What you are asked to do
What is the number of lines in the entries that include the word "text"? Respond with the number only.

Given data

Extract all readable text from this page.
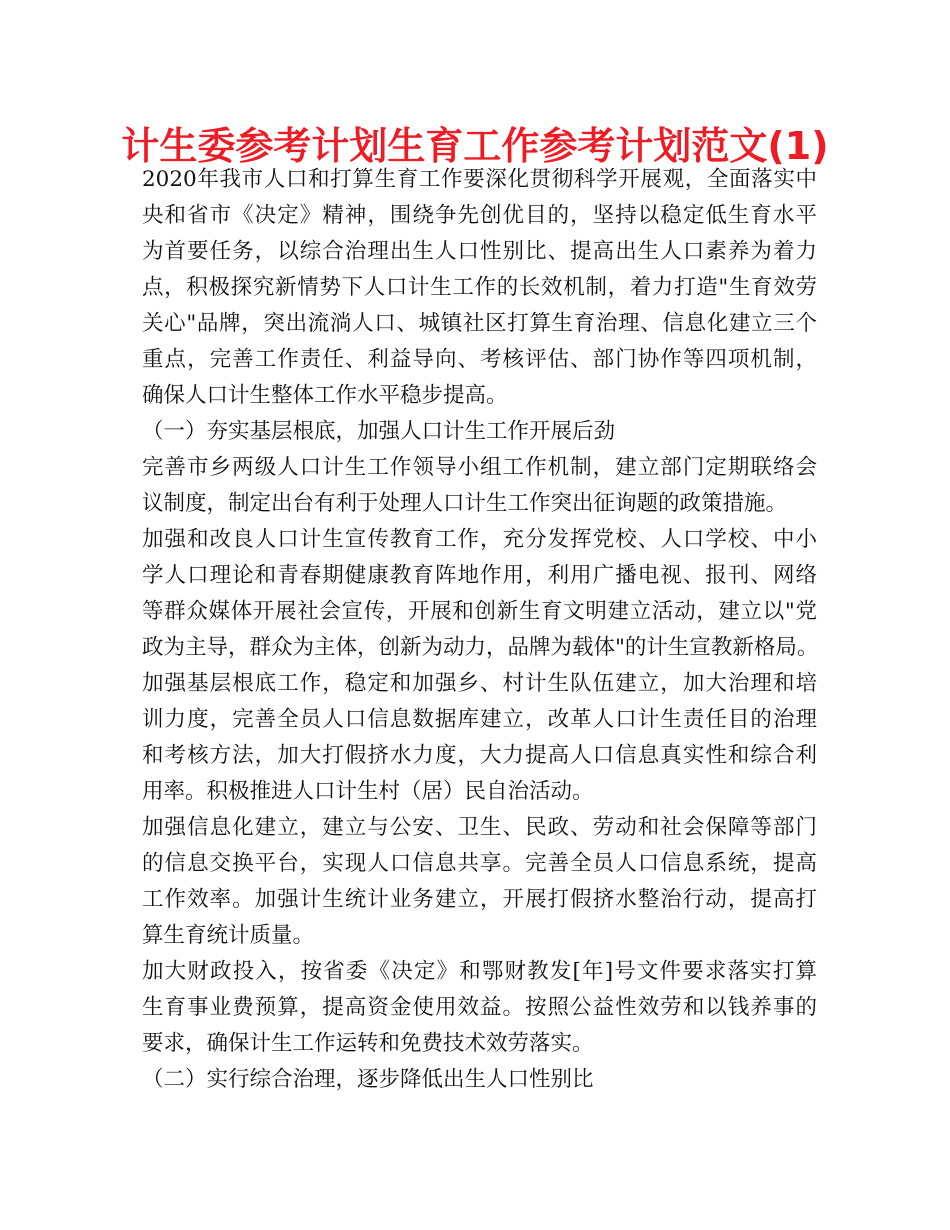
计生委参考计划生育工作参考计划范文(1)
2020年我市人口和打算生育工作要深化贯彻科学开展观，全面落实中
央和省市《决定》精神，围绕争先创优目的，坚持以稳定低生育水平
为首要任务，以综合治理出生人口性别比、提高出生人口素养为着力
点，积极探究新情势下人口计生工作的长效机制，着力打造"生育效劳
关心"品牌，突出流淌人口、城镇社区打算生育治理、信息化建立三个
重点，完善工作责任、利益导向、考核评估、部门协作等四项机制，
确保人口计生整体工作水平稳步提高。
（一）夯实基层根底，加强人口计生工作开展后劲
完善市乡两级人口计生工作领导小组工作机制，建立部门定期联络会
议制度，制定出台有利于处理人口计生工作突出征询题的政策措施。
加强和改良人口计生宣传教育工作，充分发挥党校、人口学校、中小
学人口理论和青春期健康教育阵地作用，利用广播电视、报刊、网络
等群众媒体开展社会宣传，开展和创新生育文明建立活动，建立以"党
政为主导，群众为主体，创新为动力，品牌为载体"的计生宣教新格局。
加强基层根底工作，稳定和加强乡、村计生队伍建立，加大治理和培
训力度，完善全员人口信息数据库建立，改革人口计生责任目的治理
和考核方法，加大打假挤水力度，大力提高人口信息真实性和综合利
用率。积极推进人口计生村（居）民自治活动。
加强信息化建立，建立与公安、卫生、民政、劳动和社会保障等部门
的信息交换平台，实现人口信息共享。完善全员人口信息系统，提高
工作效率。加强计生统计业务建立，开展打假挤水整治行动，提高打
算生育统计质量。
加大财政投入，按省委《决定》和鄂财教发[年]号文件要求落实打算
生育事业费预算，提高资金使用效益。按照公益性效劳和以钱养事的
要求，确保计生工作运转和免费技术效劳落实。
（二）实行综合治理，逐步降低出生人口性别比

---

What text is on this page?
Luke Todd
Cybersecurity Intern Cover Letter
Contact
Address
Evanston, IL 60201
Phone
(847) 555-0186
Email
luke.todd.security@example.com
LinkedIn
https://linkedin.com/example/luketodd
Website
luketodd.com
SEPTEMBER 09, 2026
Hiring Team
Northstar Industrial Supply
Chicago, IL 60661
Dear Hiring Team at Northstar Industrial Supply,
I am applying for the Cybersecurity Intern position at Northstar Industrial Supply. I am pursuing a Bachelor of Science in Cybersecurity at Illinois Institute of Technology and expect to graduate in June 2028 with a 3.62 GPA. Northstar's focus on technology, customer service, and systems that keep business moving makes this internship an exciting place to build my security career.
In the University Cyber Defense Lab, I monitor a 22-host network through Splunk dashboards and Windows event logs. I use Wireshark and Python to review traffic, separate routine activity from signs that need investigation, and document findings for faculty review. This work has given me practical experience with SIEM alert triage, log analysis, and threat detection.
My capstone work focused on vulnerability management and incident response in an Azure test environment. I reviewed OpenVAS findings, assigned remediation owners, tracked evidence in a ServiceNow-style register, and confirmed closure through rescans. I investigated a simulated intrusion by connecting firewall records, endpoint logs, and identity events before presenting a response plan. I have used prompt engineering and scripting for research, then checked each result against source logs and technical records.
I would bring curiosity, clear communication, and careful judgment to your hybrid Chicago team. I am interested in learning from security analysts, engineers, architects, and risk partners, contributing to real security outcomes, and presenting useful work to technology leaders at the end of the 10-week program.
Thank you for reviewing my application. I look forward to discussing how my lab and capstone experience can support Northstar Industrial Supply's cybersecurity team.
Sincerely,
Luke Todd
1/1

Full answer
2